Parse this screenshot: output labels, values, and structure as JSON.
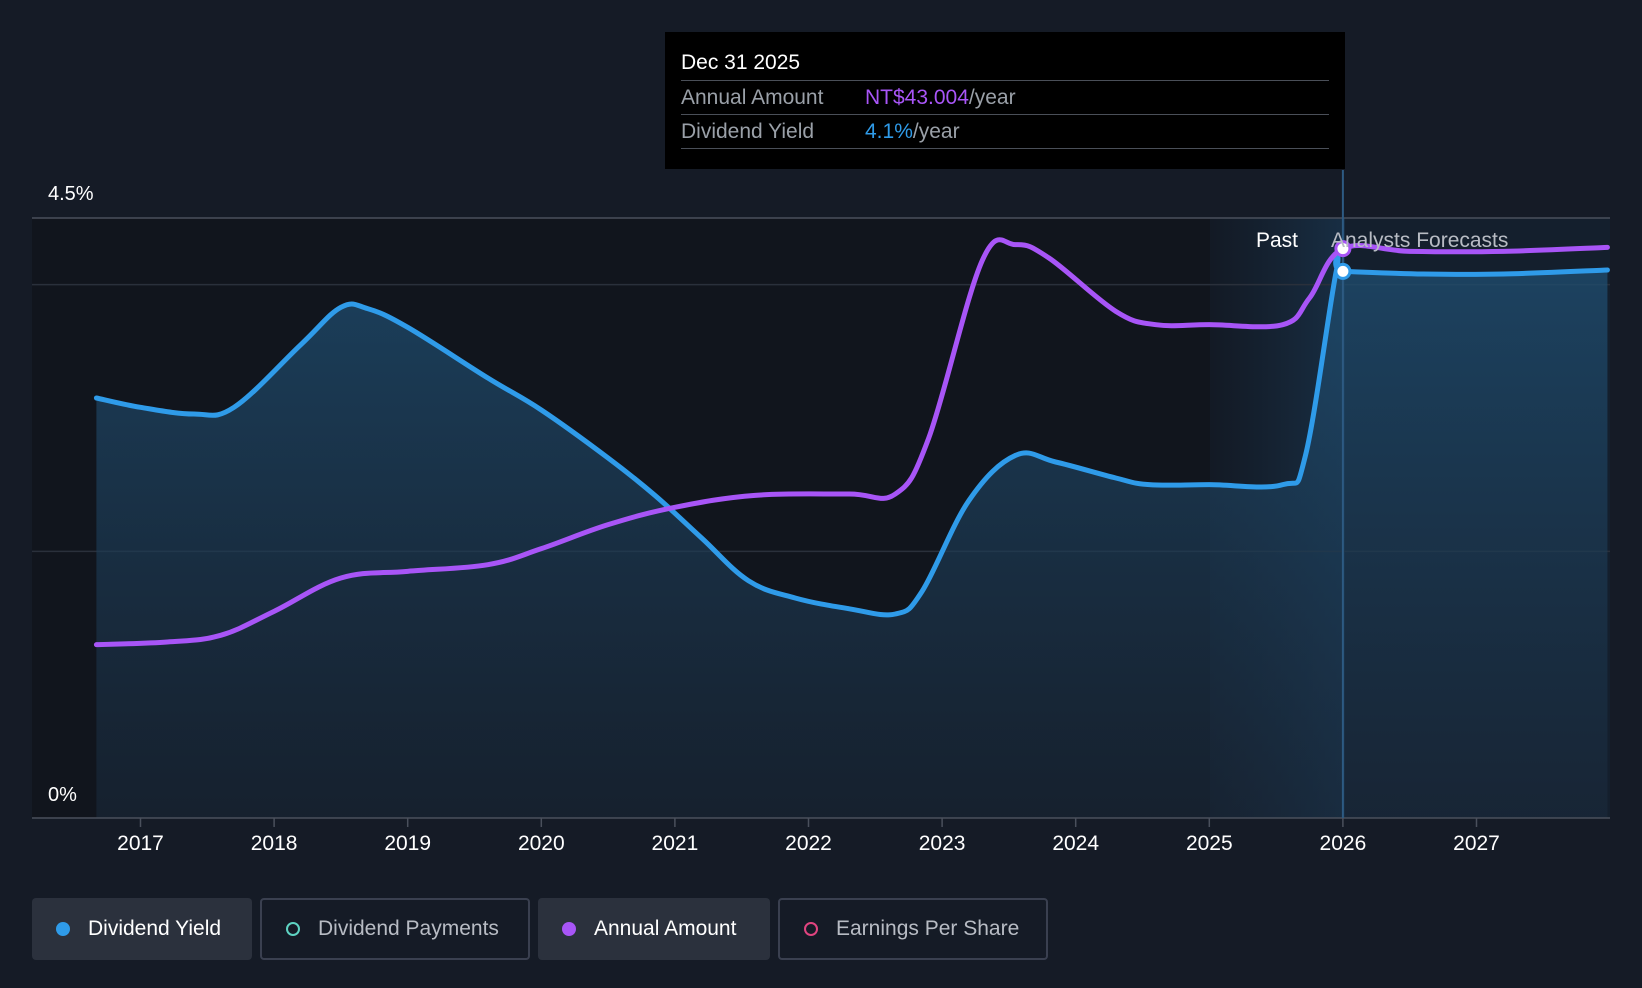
{
  "colors": {
    "background": "#151b26",
    "dividend_yield": "#2f9be9",
    "annual_amount": "#a855f7",
    "dividend_payments": "#5ed3c2",
    "earnings_per_share": "#e0447f",
    "forecast_label": "#b8bcc4"
  },
  "tooltip": {
    "date": "Dec 31 2025",
    "rows": [
      {
        "key": "Annual Amount",
        "value": "NT$43.004",
        "unit": "/year"
      },
      {
        "key": "Dividend Yield",
        "value": "4.1%",
        "unit": "/year"
      }
    ]
  },
  "periods": {
    "past": "Past",
    "forecast": "Analysts Forecasts"
  },
  "legend": [
    {
      "label": "Dividend Yield",
      "active": true,
      "icon": "filled-dot-icon"
    },
    {
      "label": "Dividend Payments",
      "active": false,
      "icon": "hollow-dot-icon"
    },
    {
      "label": "Annual Amount",
      "active": true,
      "icon": "filled-dot-icon"
    },
    {
      "label": "Earnings Per Share",
      "active": false,
      "icon": "hollow-dot-icon"
    }
  ],
  "chart_data": {
    "type": "line",
    "x_ticks": [
      "2017",
      "2018",
      "2019",
      "2020",
      "2021",
      "2022",
      "2023",
      "2024",
      "2025",
      "2026",
      "2027"
    ],
    "y_labels": {
      "top": "4.5%",
      "bottom": "0%"
    },
    "ylim": [
      0,
      4.5
    ],
    "xlim": [
      2016.63,
      2027.98
    ],
    "past_forecast_divider": 2026.0,
    "grid": true,
    "series": [
      {
        "name": "Dividend Yield",
        "unit": "%",
        "area": true,
        "points": [
          [
            2016.67,
            3.15
          ],
          [
            2017.0,
            3.08
          ],
          [
            2017.4,
            3.03
          ],
          [
            2017.7,
            3.08
          ],
          [
            2018.2,
            3.55
          ],
          [
            2018.5,
            3.83
          ],
          [
            2018.7,
            3.82
          ],
          [
            2019.0,
            3.68
          ],
          [
            2019.6,
            3.3
          ],
          [
            2020.0,
            3.06
          ],
          [
            2020.5,
            2.7
          ],
          [
            2020.85,
            2.42
          ],
          [
            2021.2,
            2.1
          ],
          [
            2021.55,
            1.78
          ],
          [
            2021.9,
            1.65
          ],
          [
            2022.3,
            1.57
          ],
          [
            2022.65,
            1.53
          ],
          [
            2022.85,
            1.7
          ],
          [
            2023.2,
            2.38
          ],
          [
            2023.55,
            2.72
          ],
          [
            2023.85,
            2.67
          ],
          [
            2024.3,
            2.55
          ],
          [
            2024.55,
            2.5
          ],
          [
            2025.0,
            2.5
          ],
          [
            2025.55,
            2.5
          ],
          [
            2025.72,
            2.72
          ],
          [
            2025.95,
            4.1
          ],
          [
            2026.0,
            4.1
          ],
          [
            2026.6,
            4.08
          ],
          [
            2027.2,
            4.08
          ],
          [
            2027.98,
            4.11
          ]
        ]
      },
      {
        "name": "Annual Amount",
        "unit": "NT$",
        "area": false,
        "points": [
          [
            2016.67,
            1.3
          ],
          [
            2017.2,
            1.32
          ],
          [
            2017.6,
            1.37
          ],
          [
            2018.0,
            1.55
          ],
          [
            2018.5,
            1.8
          ],
          [
            2019.0,
            1.85
          ],
          [
            2019.6,
            1.9
          ],
          [
            2020.0,
            2.02
          ],
          [
            2020.5,
            2.2
          ],
          [
            2021.0,
            2.33
          ],
          [
            2021.6,
            2.42
          ],
          [
            2022.3,
            2.43
          ],
          [
            2022.65,
            2.43
          ],
          [
            2022.9,
            2.85
          ],
          [
            2023.3,
            4.18
          ],
          [
            2023.55,
            4.3
          ],
          [
            2023.8,
            4.2
          ],
          [
            2024.3,
            3.8
          ],
          [
            2024.6,
            3.7
          ],
          [
            2025.0,
            3.7
          ],
          [
            2025.55,
            3.7
          ],
          [
            2025.75,
            3.9
          ],
          [
            2026.0,
            4.27
          ],
          [
            2026.5,
            4.25
          ],
          [
            2027.2,
            4.25
          ],
          [
            2027.98,
            4.28
          ]
        ]
      }
    ]
  }
}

--------------------------------------------------

(Aim of the exercise): Omitting all images, retype each line of the records precisely.

(Response):
Parse this screenshot: output labels, values, and structure as JSON.
{
  "colors": {
    "background": "#151b26",
    "dividend_yield": "#2f9be9",
    "annual_amount": "#a855f7",
    "dividend_payments": "#5ed3c2",
    "earnings_per_share": "#e0447f",
    "forecast_label": "#b8bcc4"
  },
  "tooltip": {
    "date": "Dec 31 2025",
    "rows": [
      {
        "key": "Annual Amount",
        "value": "NT$43.004",
        "unit": "/year"
      },
      {
        "key": "Dividend Yield",
        "value": "4.1%",
        "unit": "/year"
      }
    ]
  },
  "periods": {
    "past": "Past",
    "forecast": "Analysts Forecasts"
  },
  "legend": [
    {
      "label": "Dividend Yield",
      "active": true,
      "icon": "filled-dot-icon"
    },
    {
      "label": "Dividend Payments",
      "active": false,
      "icon": "hollow-dot-icon"
    },
    {
      "label": "Annual Amount",
      "active": true,
      "icon": "filled-dot-icon"
    },
    {
      "label": "Earnings Per Share",
      "active": false,
      "icon": "hollow-dot-icon"
    }
  ],
  "chart_data": {
    "type": "line",
    "x_ticks": [
      "2017",
      "2018",
      "2019",
      "2020",
      "2021",
      "2022",
      "2023",
      "2024",
      "2025",
      "2026",
      "2027"
    ],
    "y_labels": {
      "top": "4.5%",
      "bottom": "0%"
    },
    "ylim": [
      0,
      4.5
    ],
    "xlim": [
      2016.63,
      2027.98
    ],
    "past_forecast_divider": 2026.0,
    "grid": true,
    "series": [
      {
        "name": "Dividend Yield",
        "unit": "%",
        "area": true,
        "points": [
          [
            2016.67,
            3.15
          ],
          [
            2017.0,
            3.08
          ],
          [
            2017.4,
            3.03
          ],
          [
            2017.7,
            3.08
          ],
          [
            2018.2,
            3.55
          ],
          [
            2018.5,
            3.83
          ],
          [
            2018.7,
            3.82
          ],
          [
            2019.0,
            3.68
          ],
          [
            2019.6,
            3.3
          ],
          [
            2020.0,
            3.06
          ],
          [
            2020.5,
            2.7
          ],
          [
            2020.85,
            2.42
          ],
          [
            2021.2,
            2.1
          ],
          [
            2021.55,
            1.78
          ],
          [
            2021.9,
            1.65
          ],
          [
            2022.3,
            1.57
          ],
          [
            2022.65,
            1.53
          ],
          [
            2022.85,
            1.7
          ],
          [
            2023.2,
            2.38
          ],
          [
            2023.55,
            2.72
          ],
          [
            2023.85,
            2.67
          ],
          [
            2024.3,
            2.55
          ],
          [
            2024.55,
            2.5
          ],
          [
            2025.0,
            2.5
          ],
          [
            2025.55,
            2.5
          ],
          [
            2025.72,
            2.72
          ],
          [
            2025.95,
            4.1
          ],
          [
            2026.0,
            4.1
          ],
          [
            2026.6,
            4.08
          ],
          [
            2027.2,
            4.08
          ],
          [
            2027.98,
            4.11
          ]
        ]
      },
      {
        "name": "Annual Amount",
        "unit": "NT$",
        "area": false,
        "points": [
          [
            2016.67,
            1.3
          ],
          [
            2017.2,
            1.32
          ],
          [
            2017.6,
            1.37
          ],
          [
            2018.0,
            1.55
          ],
          [
            2018.5,
            1.8
          ],
          [
            2019.0,
            1.85
          ],
          [
            2019.6,
            1.9
          ],
          [
            2020.0,
            2.02
          ],
          [
            2020.5,
            2.2
          ],
          [
            2021.0,
            2.33
          ],
          [
            2021.6,
            2.42
          ],
          [
            2022.3,
            2.43
          ],
          [
            2022.65,
            2.43
          ],
          [
            2022.9,
            2.85
          ],
          [
            2023.3,
            4.18
          ],
          [
            2023.55,
            4.3
          ],
          [
            2023.8,
            4.2
          ],
          [
            2024.3,
            3.8
          ],
          [
            2024.6,
            3.7
          ],
          [
            2025.0,
            3.7
          ],
          [
            2025.55,
            3.7
          ],
          [
            2025.75,
            3.9
          ],
          [
            2026.0,
            4.27
          ],
          [
            2026.5,
            4.25
          ],
          [
            2027.2,
            4.25
          ],
          [
            2027.98,
            4.28
          ]
        ]
      }
    ]
  }
}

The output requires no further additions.